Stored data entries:
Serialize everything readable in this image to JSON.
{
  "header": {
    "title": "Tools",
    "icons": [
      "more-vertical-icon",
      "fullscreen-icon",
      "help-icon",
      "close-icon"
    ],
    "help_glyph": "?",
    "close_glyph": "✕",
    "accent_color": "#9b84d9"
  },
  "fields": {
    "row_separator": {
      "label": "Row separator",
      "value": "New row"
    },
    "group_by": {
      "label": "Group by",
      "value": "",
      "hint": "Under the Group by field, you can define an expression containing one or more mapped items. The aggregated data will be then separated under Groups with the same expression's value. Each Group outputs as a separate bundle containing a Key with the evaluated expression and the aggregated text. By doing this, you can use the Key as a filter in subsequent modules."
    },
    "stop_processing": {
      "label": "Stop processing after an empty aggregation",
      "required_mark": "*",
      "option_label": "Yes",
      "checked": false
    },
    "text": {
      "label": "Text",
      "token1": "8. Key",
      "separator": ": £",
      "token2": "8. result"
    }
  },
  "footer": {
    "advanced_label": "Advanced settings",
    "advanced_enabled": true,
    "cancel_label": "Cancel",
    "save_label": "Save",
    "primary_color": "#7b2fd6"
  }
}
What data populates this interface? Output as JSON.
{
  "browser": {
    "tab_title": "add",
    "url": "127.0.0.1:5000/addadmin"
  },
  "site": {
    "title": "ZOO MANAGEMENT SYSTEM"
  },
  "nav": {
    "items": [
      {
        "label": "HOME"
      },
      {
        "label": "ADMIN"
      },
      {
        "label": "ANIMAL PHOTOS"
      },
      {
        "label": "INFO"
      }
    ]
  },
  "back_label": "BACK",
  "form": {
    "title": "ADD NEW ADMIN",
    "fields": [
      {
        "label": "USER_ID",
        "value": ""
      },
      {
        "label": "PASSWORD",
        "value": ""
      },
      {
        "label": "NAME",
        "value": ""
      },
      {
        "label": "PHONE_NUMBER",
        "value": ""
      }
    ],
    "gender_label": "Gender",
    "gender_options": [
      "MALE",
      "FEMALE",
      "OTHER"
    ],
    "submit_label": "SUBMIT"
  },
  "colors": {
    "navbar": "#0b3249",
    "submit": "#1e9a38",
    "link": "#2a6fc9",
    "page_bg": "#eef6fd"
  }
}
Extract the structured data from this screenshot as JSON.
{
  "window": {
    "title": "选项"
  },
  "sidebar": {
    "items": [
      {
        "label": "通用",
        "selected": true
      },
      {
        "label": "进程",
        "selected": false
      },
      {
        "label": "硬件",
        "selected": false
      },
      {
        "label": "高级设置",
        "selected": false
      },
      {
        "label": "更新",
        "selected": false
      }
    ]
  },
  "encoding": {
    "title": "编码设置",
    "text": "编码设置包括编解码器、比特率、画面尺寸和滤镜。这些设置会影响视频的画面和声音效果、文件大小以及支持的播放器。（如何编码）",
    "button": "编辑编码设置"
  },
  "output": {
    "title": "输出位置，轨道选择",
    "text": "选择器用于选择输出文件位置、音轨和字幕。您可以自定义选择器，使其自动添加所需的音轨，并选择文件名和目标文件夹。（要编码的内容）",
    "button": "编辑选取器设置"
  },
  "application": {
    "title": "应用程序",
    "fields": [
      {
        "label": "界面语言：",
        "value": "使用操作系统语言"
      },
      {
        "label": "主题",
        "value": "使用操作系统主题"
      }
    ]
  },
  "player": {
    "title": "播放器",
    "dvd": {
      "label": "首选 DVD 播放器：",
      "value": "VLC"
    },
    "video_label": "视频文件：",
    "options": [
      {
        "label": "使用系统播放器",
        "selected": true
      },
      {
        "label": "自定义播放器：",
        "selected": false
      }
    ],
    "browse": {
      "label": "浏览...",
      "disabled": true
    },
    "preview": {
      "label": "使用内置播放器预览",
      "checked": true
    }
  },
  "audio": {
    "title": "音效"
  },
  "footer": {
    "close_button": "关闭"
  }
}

> **CHALLENGE**
In the entries above, find lines with "more" and copy each.

> **RESPONSE TO THIS EXERCISE**
      "more-vertical-icon",
      "hint": "Under the Group by field, you can define an expression containing one or more mapped items. The aggregated data will be then separated under Groups with the same expression's value. Each Group outputs as a separate bundle containing a Key with the evaluated expression and the aggregated text. By doing this, you can use the Key as a filter in subsequent modules."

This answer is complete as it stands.